START Stored records

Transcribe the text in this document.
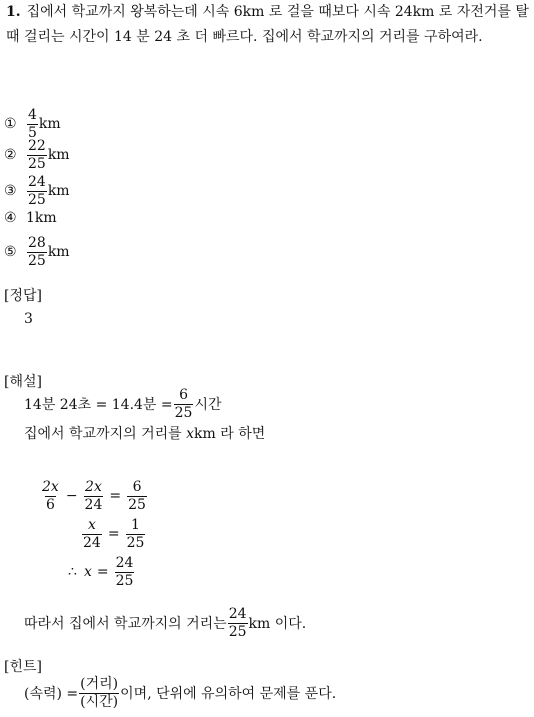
1. 집에서 학교까지 왕복하는데 시속 6km 로 걸을 때보다 시속 24km 로 자전거를 탈 때 걸리는 시간이 14 분 24 초 더 빠르다. 집에서 학교까지의 거리를 구하여라.
① $\frac{4}{5}$ km
② $\frac{22}{25}$ km
③ $\frac{24}{25}$ km
④ 1km
⑤ $\frac{28}{25}$ km
[정답]
3
[해설]
14분 24초 = 14.4분 = $\frac{6}{25}$ 시간
집에서 학교까지의 거리를 xkm 라 하면
$\frac{2x}{6} - \frac{2x}{24} = \frac{6}{25}$
$\frac{x}{24} = \frac{1}{25}$
∴ $x = \frac{24}{25}$
따라서 집에서 학교까지의 거리는 $\frac{24}{25}$ km 이다.
[힌트]
(속력) = $\frac{\text{(거리)}}{\text{(시간)}}$ 이며, 단위에 유의하여 문제를 푼다.
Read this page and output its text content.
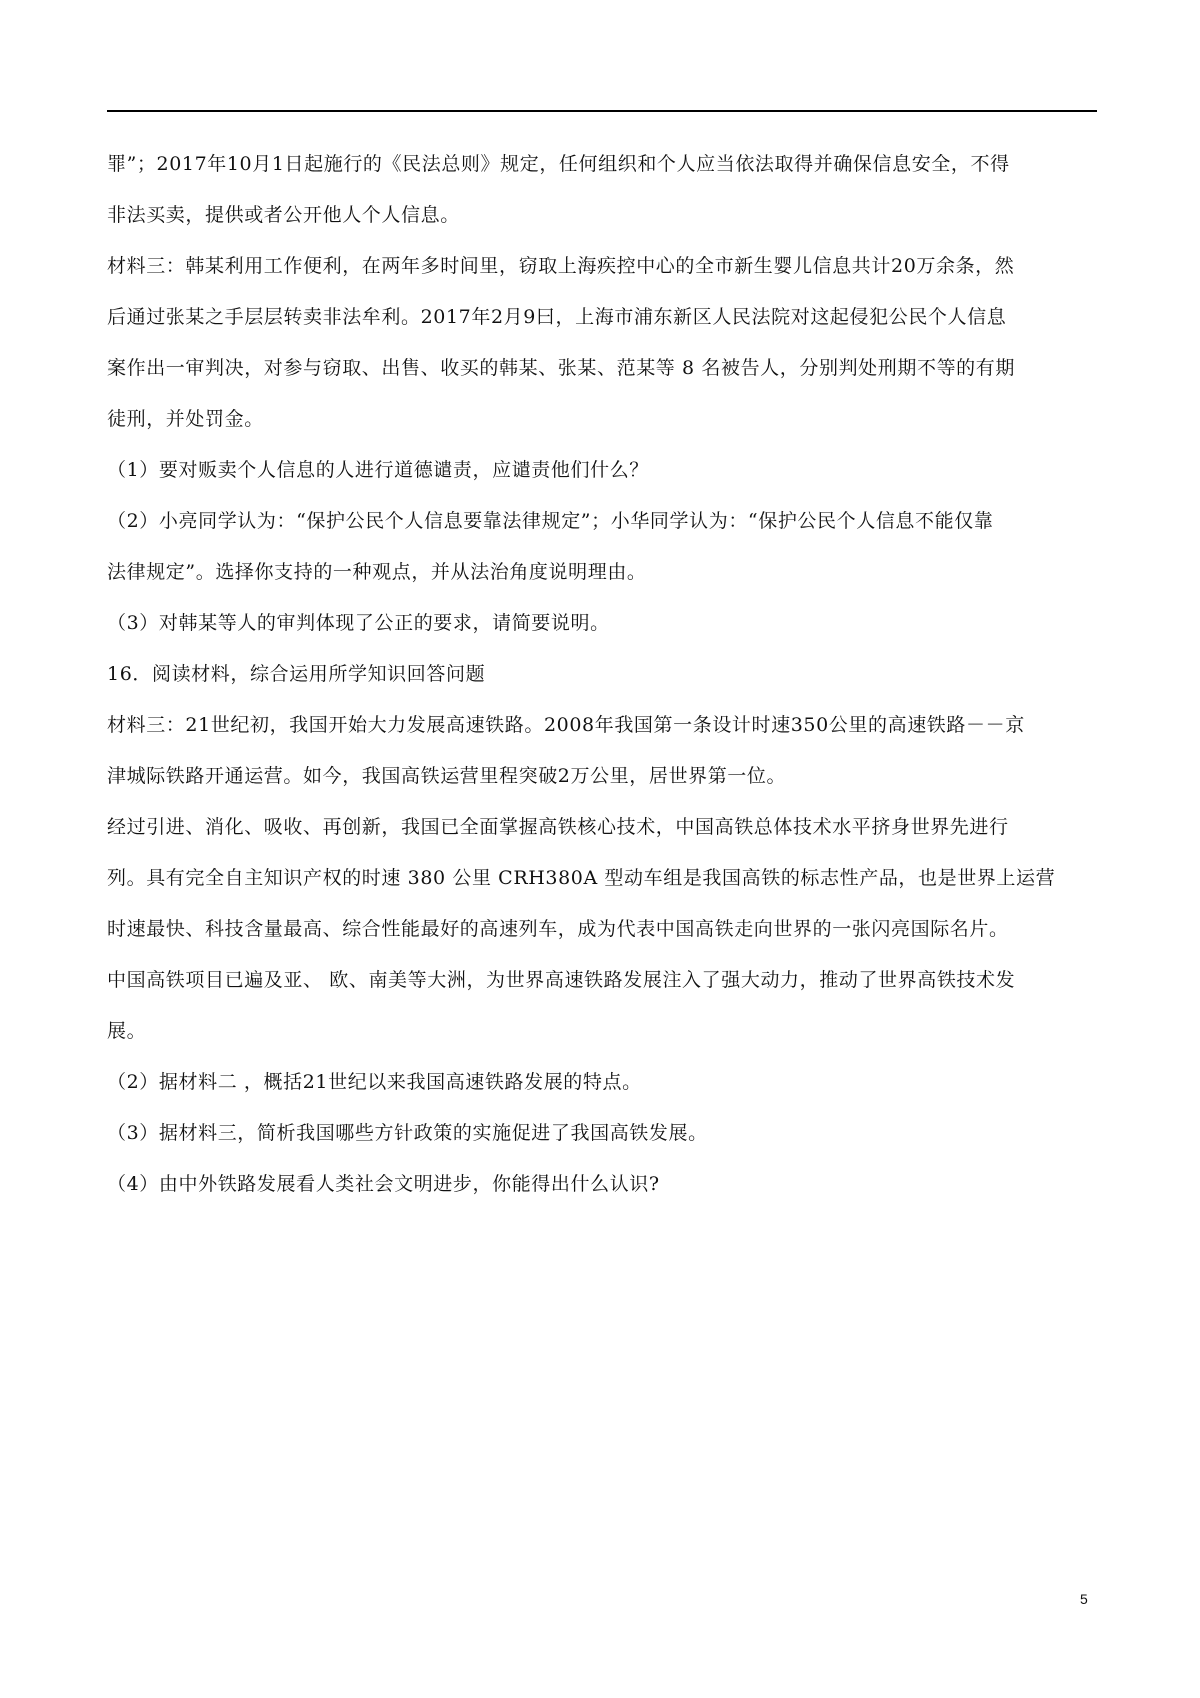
罪”；2017年10月1日起施行的《民法总则》规定，任何组织和个人应当依法取得并确保信息安全，不得
非法买卖，提供或者公开他人个人信息。
材料三：韩某利用工作便利，在两年多时间里，窃取上海疾控中心的全市新生婴儿信息共计20万余条，然
后通过张某之手层层转卖非法牟利。2017年2月9曰，上海市浦东新区人民法院对这起侵犯公民个人信息
案作出一审判决，对参与窃取、出售、收买的韩某、张某、范某等 8 名被告人，分别判处刑期不等的有期
徒刑，并处罚金。
（1）要对贩卖个人信息的人进行道德谴责，应谴责他们什么？
（2）小亮同学认为：“保护公民个人信息要靠法律规定”；小华同学认为：“保护公民个人信息不能仅靠
法律规定”。选择你支持的一种观点，并从法治角度说明理由。
（3）对韩某等人的审判体现了公正的要求，请简要说明。
16．阅读材料，综合运用所学知识回答问题
材料三：21世纪初，我国开始大力发展高速铁路。2008年我国第一条设计时速350公里的高速铁路－－京
津城际铁路开通运营。如今，我国高铁运营里程突破2万公里，居世界第一位。
经过引进、消化、吸收、再创新，我国已全面掌握高铁核心技术，中国高铁总体技术水平挤身世界先进行
列。具有完全自主知识产权的时速 380 公里 CRH380A 型动车组是我国高铁的标志性产品，也是世界上运营
时速最快、科技含量最高、综合性能最好的高速列车，成为代表中国高铁走向世界的一张闪亮国际名片。
中国高铁项目已遍及亚、 欧、南美等大洲，为世界高速铁路发展注入了强大动力，推动了世界高铁技术发
展。
（2）据材料二 ，概括21世纪以来我国高速铁路发展的特点。
（3）据材料三，简析我国哪些方针政策的实施促进了我国高铁发展。
（4）由中外铁路发展看人类社会文明进步，你能得出什么认识?
5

END Stored records

▶ Request
Here the job is to quote the lines from the one with "Read this page and output its text content." through the end of the material, both included, exactly; please skip the pictures.

▶ Full output
Read this page and output its text content.
罪”；2017年10月1日起施行的《民法总则》规定，任何组织和个人应当依法取得并确保信息安全，不得
非法买卖，提供或者公开他人个人信息。
材料三：韩某利用工作便利，在两年多时间里，窃取上海疾控中心的全市新生婴儿信息共计20万余条，然
后通过张某之手层层转卖非法牟利。2017年2月9曰，上海市浦东新区人民法院对这起侵犯公民个人信息
案作出一审判决，对参与窃取、出售、收买的韩某、张某、范某等 8 名被告人，分别判处刑期不等的有期
徒刑，并处罚金。
（1）要对贩卖个人信息的人进行道德谴责，应谴责他们什么？
（2）小亮同学认为：“保护公民个人信息要靠法律规定”；小华同学认为：“保护公民个人信息不能仅靠
法律规定”。选择你支持的一种观点，并从法治角度说明理由。
（3）对韩某等人的审判体现了公正的要求，请简要说明。
16．阅读材料，综合运用所学知识回答问题
材料三：21世纪初，我国开始大力发展高速铁路。2008年我国第一条设计时速350公里的高速铁路－－京
津城际铁路开通运营。如今，我国高铁运营里程突破2万公里，居世界第一位。
经过引进、消化、吸收、再创新，我国已全面掌握高铁核心技术，中国高铁总体技术水平挤身世界先进行
列。具有完全自主知识产权的时速 380 公里 CRH380A 型动车组是我国高铁的标志性产品，也是世界上运营
时速最快、科技含量最高、综合性能最好的高速列车，成为代表中国高铁走向世界的一张闪亮国际名片。
中国高铁项目已遍及亚、 欧、南美等大洲，为世界高速铁路发展注入了强大动力，推动了世界高铁技术发
展。
（2）据材料二 ，概括21世纪以来我国高速铁路发展的特点。
（3）据材料三，简析我国哪些方针政策的实施促进了我国高铁发展。
（4）由中外铁路发展看人类社会文明进步，你能得出什么认识?
5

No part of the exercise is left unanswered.